[Your task]:
Every line below that includes "text" counts toward the total. Report that total alone.

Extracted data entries
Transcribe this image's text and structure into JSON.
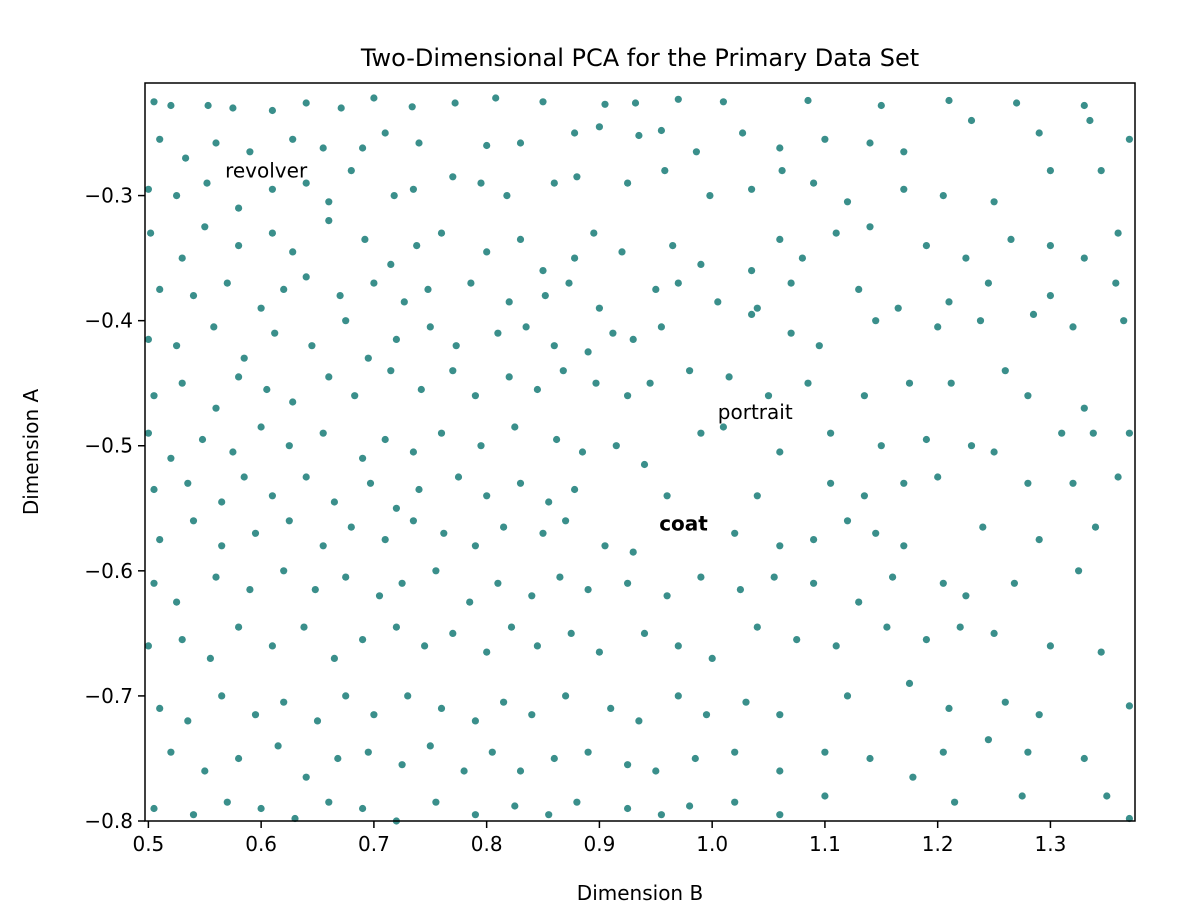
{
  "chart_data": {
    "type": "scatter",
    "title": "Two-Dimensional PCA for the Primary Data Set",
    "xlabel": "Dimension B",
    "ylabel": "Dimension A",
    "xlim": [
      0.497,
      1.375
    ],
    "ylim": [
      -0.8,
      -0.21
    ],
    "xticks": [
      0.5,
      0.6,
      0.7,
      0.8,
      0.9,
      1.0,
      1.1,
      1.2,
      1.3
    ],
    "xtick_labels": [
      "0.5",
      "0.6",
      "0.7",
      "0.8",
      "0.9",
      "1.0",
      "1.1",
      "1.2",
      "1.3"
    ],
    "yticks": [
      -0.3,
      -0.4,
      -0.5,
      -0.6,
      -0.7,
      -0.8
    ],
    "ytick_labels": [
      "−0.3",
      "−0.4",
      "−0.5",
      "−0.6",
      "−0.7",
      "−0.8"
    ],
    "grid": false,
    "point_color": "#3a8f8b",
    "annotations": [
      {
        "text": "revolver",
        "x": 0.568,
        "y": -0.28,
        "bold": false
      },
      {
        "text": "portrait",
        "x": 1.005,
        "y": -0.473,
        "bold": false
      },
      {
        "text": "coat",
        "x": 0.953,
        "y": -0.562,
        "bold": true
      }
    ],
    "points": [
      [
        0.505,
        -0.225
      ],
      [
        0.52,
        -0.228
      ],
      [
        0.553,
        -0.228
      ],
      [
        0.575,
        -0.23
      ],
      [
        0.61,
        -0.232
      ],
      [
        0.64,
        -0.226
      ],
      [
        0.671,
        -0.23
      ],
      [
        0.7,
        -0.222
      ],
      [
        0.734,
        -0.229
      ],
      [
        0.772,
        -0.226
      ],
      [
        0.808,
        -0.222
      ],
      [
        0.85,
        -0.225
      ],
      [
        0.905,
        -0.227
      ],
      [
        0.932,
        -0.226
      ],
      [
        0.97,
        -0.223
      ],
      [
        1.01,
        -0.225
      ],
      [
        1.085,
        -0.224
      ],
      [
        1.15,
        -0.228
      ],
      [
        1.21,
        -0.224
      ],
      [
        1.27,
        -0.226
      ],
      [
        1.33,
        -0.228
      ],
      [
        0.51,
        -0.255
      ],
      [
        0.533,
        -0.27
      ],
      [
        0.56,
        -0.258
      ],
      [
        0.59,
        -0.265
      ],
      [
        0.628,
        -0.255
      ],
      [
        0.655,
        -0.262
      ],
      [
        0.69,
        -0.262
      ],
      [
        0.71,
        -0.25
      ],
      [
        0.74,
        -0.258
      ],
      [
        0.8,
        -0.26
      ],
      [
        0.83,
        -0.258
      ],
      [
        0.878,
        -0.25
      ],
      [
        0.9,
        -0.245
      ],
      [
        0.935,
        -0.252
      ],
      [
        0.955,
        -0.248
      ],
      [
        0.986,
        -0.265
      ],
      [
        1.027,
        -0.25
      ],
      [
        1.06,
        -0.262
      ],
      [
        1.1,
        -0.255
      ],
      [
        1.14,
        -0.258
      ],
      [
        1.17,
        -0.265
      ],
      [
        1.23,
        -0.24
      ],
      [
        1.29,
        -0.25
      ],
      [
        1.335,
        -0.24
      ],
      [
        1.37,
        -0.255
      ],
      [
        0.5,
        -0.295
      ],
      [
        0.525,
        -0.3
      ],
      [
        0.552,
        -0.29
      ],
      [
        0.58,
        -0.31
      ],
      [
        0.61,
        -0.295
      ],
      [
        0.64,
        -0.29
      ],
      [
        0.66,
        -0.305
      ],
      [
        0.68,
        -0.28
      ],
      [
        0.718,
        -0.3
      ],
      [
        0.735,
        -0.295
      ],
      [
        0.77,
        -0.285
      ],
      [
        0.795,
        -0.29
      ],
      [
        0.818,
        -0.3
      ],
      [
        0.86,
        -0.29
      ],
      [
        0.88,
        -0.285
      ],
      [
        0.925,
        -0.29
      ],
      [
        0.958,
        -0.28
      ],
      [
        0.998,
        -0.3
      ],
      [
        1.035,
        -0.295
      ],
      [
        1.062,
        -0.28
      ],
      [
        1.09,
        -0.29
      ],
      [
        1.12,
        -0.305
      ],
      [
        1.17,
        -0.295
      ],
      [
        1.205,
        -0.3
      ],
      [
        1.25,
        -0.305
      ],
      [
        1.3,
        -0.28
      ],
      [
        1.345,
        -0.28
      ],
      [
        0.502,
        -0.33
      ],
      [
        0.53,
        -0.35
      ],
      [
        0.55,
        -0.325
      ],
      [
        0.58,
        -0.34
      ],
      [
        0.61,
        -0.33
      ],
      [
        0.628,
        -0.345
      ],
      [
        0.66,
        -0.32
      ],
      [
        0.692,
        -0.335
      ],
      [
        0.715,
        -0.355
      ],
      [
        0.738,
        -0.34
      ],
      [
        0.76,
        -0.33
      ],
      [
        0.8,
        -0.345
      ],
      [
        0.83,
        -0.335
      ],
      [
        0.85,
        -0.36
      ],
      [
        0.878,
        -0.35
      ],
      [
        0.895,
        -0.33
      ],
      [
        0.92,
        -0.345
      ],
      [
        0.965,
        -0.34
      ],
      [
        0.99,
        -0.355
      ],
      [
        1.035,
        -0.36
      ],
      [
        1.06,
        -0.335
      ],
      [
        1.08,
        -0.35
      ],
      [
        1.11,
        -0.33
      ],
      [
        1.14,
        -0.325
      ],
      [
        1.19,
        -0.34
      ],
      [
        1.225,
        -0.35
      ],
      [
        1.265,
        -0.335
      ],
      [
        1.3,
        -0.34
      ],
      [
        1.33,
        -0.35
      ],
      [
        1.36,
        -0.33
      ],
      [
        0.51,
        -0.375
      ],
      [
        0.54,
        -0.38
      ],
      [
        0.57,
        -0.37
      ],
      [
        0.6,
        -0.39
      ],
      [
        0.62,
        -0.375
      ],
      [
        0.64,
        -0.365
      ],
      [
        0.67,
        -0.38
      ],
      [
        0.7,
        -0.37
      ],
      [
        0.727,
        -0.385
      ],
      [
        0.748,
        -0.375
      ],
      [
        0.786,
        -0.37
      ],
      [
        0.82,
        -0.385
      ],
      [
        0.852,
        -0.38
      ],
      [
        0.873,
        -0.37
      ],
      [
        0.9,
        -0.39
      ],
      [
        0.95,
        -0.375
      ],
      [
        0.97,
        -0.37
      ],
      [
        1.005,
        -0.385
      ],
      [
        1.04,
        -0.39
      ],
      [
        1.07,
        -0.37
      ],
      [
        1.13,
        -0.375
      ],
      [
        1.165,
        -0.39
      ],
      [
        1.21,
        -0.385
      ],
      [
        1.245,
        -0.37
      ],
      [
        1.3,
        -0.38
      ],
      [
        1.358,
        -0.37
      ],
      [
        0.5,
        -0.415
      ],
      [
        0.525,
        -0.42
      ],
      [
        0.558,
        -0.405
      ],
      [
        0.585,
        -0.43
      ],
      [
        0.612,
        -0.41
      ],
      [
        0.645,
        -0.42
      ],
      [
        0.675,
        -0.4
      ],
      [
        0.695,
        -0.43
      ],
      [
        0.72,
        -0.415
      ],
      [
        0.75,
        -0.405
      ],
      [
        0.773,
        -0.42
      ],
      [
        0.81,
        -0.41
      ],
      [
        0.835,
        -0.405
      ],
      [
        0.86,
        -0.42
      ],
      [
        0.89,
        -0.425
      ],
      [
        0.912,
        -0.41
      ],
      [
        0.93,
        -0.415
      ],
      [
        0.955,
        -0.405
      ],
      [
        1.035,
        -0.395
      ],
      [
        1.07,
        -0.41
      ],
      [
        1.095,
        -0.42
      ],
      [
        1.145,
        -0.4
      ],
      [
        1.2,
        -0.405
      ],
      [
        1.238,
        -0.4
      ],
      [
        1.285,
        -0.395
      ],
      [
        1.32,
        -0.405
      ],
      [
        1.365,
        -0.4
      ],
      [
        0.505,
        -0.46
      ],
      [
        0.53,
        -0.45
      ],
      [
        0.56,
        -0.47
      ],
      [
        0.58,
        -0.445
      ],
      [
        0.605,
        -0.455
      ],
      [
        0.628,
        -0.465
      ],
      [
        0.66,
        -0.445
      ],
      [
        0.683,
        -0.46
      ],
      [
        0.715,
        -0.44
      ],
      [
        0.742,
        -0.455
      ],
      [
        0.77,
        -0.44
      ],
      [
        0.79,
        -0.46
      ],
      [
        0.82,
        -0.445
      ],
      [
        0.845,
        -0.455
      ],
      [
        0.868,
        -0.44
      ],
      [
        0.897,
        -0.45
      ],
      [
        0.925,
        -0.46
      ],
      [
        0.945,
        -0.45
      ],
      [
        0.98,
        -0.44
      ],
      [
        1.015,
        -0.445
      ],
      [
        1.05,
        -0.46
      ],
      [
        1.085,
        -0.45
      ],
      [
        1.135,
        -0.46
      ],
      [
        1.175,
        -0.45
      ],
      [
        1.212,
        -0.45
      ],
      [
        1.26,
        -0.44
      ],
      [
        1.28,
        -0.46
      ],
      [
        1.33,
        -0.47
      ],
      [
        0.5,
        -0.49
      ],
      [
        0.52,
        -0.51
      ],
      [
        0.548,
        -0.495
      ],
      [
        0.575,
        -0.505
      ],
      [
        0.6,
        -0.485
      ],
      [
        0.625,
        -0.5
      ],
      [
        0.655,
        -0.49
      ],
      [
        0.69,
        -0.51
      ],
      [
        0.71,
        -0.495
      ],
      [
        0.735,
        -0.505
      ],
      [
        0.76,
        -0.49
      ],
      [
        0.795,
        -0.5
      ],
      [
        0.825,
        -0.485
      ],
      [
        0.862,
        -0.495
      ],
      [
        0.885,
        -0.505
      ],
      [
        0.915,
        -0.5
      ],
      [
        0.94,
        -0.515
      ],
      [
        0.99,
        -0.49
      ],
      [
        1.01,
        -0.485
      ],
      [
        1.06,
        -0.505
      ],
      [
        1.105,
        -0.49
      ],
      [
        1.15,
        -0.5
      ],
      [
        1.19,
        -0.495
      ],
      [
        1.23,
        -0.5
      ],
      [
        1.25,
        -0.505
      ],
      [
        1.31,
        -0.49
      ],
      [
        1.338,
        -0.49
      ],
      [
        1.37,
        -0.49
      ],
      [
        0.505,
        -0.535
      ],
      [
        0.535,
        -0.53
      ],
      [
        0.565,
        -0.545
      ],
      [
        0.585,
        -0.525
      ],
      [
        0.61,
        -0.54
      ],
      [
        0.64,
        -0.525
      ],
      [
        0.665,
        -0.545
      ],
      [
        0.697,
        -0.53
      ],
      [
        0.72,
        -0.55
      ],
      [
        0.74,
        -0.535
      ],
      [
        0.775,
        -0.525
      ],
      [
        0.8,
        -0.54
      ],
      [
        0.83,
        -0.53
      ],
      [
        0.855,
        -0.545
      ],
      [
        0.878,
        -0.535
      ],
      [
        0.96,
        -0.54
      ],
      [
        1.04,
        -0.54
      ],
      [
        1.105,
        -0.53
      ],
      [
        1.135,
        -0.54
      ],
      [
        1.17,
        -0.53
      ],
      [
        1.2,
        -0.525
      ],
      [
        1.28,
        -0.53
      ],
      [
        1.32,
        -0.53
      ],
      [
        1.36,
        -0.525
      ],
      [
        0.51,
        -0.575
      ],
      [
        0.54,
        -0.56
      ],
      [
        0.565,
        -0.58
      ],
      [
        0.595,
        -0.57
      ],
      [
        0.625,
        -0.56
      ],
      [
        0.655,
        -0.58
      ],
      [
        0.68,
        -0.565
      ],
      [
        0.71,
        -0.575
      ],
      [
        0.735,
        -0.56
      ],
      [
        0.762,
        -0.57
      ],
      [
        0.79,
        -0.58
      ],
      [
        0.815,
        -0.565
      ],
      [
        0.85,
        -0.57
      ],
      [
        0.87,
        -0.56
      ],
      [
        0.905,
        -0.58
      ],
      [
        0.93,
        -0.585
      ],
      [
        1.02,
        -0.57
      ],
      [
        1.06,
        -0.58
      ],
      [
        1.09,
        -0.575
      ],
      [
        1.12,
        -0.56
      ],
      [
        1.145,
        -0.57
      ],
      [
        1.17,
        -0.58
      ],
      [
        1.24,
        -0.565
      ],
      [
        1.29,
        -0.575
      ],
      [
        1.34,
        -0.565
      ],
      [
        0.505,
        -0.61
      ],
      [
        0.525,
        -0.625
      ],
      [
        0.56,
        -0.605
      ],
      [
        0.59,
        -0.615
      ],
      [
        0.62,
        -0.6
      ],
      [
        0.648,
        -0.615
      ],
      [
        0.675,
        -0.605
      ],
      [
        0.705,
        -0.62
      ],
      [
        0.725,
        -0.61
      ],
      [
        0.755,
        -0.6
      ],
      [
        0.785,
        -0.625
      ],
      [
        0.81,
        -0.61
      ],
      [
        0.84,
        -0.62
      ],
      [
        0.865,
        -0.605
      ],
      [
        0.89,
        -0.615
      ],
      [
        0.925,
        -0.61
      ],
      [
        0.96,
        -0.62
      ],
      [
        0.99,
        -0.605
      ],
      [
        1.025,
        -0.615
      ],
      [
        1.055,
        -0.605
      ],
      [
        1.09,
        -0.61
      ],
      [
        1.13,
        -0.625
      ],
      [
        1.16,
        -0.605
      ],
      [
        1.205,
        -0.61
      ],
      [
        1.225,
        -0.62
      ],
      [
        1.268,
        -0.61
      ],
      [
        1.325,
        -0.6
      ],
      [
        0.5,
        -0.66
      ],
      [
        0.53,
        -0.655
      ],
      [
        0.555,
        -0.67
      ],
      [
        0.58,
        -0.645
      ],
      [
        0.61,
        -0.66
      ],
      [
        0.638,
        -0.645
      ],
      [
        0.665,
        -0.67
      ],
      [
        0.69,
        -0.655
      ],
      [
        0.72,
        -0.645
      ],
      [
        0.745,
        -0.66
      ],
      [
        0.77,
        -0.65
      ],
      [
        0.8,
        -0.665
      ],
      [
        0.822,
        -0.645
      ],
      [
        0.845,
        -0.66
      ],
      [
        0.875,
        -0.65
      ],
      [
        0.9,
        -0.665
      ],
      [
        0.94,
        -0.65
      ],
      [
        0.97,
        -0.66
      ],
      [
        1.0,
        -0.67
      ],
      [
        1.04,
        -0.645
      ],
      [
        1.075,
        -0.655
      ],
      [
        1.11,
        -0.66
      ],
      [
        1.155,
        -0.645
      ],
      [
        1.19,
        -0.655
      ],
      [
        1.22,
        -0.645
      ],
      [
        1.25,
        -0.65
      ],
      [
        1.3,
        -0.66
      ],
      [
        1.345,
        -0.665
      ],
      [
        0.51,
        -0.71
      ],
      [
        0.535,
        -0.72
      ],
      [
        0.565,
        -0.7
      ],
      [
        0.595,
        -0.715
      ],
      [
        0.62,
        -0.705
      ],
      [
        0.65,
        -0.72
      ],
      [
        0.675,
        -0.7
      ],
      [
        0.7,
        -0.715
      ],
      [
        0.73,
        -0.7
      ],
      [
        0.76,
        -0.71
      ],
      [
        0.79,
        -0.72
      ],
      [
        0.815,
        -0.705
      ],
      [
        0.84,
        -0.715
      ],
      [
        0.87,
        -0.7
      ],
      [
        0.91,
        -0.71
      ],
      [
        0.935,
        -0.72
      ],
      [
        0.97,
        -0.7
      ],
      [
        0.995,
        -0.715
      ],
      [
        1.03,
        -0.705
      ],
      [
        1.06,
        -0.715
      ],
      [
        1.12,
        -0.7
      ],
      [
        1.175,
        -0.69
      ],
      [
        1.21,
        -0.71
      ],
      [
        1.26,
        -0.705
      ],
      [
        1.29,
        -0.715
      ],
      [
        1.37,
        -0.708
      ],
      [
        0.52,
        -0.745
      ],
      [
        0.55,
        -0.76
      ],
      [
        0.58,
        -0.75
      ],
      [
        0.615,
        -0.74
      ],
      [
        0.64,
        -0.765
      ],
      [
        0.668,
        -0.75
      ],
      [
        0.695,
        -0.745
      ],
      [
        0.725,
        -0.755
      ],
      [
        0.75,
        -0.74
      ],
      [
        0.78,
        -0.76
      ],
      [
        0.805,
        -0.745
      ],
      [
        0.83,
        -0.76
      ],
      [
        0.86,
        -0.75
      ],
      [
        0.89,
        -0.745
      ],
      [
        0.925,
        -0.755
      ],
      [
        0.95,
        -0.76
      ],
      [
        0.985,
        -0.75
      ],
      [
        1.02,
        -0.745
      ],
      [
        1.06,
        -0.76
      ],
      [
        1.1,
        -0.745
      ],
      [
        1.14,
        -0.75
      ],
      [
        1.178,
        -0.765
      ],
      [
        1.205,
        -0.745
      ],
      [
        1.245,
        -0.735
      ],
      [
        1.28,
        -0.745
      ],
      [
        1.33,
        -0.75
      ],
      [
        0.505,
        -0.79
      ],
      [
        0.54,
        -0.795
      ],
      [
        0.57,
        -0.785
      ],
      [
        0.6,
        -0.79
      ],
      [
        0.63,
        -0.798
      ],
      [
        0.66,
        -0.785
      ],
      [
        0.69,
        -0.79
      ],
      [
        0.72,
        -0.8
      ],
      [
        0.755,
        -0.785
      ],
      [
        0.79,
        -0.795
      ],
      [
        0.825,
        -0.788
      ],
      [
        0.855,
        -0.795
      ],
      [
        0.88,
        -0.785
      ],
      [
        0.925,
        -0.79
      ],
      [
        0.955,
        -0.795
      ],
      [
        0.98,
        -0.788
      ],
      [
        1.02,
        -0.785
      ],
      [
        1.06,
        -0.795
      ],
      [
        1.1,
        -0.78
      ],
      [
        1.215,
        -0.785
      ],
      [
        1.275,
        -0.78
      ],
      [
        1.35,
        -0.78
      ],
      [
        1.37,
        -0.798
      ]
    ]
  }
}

[Task response]:
4